§ PROBLEM REQUIREMENTS: How many of the lines below include "多头集合"? Give the number and no other words.

━━━ RECORDS SUPPLIED ━━━

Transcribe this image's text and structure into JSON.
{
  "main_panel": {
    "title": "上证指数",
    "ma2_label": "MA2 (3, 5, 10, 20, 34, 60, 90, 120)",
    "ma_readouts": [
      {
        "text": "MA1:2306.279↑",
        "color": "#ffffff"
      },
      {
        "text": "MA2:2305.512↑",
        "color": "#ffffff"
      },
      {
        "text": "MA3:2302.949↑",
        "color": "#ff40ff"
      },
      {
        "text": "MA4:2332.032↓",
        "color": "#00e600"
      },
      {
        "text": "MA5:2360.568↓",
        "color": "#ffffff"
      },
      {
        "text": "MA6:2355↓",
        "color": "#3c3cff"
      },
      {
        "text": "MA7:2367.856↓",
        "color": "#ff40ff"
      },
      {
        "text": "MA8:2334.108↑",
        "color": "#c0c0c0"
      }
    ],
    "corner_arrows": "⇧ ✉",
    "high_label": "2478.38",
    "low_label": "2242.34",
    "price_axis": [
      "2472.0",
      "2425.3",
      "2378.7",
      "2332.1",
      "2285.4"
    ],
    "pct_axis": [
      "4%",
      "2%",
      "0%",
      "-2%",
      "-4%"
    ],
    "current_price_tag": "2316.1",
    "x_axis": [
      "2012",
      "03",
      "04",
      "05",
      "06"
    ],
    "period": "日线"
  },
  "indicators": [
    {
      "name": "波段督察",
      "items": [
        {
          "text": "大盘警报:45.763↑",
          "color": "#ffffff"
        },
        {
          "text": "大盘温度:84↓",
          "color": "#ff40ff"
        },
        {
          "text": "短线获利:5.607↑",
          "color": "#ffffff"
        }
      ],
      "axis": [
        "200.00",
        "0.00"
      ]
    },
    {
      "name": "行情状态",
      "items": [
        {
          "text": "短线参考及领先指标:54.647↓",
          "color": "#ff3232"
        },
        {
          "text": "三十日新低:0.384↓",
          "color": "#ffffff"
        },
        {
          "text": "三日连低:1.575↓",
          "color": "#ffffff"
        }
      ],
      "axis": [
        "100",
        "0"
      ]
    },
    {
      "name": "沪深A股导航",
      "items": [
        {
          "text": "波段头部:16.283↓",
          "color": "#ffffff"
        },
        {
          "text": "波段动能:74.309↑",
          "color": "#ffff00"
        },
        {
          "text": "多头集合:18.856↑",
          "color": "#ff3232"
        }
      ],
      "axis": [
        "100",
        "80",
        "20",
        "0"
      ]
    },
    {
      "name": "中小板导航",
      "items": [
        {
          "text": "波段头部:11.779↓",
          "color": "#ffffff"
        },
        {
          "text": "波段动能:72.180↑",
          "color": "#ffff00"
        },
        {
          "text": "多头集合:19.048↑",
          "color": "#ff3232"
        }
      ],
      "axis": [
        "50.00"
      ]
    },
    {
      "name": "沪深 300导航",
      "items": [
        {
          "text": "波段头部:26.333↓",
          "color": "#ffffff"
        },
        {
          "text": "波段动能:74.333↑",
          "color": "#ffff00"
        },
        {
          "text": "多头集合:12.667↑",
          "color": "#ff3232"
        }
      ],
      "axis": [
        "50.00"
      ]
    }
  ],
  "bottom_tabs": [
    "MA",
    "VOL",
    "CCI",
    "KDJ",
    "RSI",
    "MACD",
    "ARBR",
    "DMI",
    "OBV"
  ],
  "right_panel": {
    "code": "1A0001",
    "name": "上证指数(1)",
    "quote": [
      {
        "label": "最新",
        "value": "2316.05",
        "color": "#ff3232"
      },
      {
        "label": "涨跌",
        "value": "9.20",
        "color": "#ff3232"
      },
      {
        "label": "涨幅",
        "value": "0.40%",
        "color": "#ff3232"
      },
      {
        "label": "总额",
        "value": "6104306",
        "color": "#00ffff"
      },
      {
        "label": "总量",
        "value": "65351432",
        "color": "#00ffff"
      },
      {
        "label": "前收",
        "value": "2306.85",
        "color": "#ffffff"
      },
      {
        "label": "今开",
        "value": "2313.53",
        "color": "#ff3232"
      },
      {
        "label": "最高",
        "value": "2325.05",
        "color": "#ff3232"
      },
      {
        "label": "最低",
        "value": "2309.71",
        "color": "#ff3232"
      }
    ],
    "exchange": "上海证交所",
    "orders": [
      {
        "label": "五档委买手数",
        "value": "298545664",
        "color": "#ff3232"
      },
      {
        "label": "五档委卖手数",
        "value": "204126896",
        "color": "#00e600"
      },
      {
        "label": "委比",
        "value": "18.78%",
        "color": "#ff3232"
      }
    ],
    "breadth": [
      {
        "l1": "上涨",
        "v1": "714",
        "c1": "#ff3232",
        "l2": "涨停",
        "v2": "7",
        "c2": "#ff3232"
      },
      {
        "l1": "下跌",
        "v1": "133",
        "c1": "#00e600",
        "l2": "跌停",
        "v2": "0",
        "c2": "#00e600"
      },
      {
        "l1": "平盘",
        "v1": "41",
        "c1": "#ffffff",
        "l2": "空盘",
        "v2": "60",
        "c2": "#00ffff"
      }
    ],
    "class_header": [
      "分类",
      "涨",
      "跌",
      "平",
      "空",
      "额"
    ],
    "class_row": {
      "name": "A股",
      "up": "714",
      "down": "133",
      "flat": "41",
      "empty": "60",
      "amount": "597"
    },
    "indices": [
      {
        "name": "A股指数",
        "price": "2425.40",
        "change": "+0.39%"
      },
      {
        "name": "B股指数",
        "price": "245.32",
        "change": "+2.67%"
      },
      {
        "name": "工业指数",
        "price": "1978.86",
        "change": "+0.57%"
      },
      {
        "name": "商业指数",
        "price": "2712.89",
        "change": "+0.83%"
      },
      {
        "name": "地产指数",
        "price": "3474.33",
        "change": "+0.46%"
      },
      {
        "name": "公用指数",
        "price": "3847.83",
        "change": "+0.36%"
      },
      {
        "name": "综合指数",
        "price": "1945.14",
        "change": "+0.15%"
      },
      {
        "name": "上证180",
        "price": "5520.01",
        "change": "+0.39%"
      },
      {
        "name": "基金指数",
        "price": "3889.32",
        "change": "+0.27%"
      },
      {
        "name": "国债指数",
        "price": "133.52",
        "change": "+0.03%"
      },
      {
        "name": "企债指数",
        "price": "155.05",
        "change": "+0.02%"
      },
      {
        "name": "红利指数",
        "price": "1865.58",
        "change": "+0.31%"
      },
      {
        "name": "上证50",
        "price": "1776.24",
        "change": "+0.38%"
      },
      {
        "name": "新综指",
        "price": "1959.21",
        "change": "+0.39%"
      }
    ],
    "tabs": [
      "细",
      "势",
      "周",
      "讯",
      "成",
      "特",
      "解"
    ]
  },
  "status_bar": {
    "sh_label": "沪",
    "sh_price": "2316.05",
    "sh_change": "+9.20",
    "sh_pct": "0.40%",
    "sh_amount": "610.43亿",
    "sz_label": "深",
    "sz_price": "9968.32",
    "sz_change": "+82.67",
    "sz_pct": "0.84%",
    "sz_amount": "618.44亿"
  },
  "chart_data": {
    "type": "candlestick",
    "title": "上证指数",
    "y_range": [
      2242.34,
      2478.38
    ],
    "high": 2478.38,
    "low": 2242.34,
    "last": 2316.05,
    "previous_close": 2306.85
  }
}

━━━

§ SOLUTION TO THE PROBLEM: 3